The problem → Repeat precisely, and only, the lines between the line containing "Output a JSON" and the end of the listing below, both ends included.
-- begin Material --
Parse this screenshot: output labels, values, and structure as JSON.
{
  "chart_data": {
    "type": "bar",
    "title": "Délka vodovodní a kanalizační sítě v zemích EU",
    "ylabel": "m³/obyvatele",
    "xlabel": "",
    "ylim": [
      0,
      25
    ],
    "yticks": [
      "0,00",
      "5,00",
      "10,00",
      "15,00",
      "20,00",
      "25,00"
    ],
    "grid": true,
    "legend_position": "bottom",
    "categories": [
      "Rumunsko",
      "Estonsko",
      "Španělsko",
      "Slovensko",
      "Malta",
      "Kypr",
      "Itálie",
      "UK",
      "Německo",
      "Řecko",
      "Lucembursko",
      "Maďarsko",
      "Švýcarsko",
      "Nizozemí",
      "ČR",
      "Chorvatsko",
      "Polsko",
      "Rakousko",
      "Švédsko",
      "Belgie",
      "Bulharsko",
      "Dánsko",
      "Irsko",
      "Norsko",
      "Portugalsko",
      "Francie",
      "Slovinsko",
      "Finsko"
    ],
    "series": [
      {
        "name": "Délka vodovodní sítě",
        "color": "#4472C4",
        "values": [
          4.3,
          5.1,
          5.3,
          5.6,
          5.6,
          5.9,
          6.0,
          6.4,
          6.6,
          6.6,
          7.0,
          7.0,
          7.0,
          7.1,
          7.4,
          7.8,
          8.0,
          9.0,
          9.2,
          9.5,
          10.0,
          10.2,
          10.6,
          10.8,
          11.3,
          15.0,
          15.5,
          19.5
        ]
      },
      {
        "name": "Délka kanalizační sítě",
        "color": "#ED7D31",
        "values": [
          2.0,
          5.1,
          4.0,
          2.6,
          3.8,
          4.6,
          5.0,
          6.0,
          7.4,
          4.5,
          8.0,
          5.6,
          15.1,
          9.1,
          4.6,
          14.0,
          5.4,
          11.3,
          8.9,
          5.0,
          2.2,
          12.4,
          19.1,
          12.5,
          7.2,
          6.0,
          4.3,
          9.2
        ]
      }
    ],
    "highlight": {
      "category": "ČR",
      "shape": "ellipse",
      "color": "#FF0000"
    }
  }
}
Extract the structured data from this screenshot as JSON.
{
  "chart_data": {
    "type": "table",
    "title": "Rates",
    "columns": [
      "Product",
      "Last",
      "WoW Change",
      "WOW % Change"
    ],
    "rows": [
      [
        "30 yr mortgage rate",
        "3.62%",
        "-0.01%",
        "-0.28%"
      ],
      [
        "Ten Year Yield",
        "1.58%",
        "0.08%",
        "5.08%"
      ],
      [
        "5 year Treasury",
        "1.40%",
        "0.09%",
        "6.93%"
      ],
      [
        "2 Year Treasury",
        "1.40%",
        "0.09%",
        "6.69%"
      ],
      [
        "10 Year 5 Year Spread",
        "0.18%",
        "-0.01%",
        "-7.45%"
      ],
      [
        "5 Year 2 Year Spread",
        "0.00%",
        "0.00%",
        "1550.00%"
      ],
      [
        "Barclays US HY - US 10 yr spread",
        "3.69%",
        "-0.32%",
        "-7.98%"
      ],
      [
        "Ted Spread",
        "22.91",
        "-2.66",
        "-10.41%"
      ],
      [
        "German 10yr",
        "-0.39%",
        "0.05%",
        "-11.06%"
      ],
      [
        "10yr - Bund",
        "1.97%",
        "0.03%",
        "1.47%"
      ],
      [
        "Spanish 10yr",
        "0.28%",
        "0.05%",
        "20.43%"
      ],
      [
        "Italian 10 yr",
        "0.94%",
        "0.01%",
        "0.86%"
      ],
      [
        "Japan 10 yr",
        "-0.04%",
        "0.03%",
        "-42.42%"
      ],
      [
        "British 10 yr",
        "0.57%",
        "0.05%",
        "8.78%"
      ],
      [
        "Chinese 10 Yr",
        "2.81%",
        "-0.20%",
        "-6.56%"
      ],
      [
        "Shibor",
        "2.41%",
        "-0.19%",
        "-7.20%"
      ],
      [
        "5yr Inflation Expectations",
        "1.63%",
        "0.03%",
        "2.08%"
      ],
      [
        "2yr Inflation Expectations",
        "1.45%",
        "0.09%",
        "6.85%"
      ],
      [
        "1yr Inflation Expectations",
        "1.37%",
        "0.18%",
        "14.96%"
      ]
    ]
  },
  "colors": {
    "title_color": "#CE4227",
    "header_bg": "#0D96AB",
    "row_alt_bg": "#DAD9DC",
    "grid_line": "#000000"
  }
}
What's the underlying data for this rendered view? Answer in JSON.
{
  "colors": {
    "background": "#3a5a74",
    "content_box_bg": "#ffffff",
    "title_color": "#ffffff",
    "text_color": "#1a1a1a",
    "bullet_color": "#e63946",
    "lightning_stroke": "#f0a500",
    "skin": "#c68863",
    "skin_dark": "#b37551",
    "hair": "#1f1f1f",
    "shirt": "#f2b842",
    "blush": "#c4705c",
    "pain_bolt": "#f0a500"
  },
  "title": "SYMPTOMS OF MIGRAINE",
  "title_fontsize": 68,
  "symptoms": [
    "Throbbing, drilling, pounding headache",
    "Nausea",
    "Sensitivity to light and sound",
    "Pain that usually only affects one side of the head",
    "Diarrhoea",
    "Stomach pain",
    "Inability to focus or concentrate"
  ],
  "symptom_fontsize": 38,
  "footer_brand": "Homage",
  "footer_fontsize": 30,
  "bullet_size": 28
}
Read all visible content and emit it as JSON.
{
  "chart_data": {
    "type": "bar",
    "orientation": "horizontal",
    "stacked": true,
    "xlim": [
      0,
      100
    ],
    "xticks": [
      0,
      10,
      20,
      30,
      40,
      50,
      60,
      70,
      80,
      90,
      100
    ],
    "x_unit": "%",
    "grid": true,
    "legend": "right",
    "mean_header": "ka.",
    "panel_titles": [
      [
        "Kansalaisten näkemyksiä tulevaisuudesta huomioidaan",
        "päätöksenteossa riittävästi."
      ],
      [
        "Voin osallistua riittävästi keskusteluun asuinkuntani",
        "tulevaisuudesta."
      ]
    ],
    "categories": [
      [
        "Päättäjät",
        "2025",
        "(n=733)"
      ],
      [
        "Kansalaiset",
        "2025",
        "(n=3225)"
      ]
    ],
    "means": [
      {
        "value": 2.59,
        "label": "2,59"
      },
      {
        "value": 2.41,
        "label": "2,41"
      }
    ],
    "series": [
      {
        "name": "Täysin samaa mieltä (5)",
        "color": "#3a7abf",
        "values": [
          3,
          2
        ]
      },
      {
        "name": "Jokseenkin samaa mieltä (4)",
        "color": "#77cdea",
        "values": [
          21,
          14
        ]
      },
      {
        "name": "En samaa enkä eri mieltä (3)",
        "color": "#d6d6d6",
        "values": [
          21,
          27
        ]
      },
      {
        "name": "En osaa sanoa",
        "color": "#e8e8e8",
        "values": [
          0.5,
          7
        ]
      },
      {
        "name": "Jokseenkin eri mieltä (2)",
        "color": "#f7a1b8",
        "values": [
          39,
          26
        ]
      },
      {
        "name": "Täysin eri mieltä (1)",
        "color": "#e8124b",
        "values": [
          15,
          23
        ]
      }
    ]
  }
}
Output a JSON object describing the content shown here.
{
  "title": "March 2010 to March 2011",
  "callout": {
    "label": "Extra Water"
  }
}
-- end Material --
The output →
Output a JSON object describing the content shown here.
{
  "title": "March 2010 to March 2011",
  "callout": {
    "label": "Extra Water"
  }
}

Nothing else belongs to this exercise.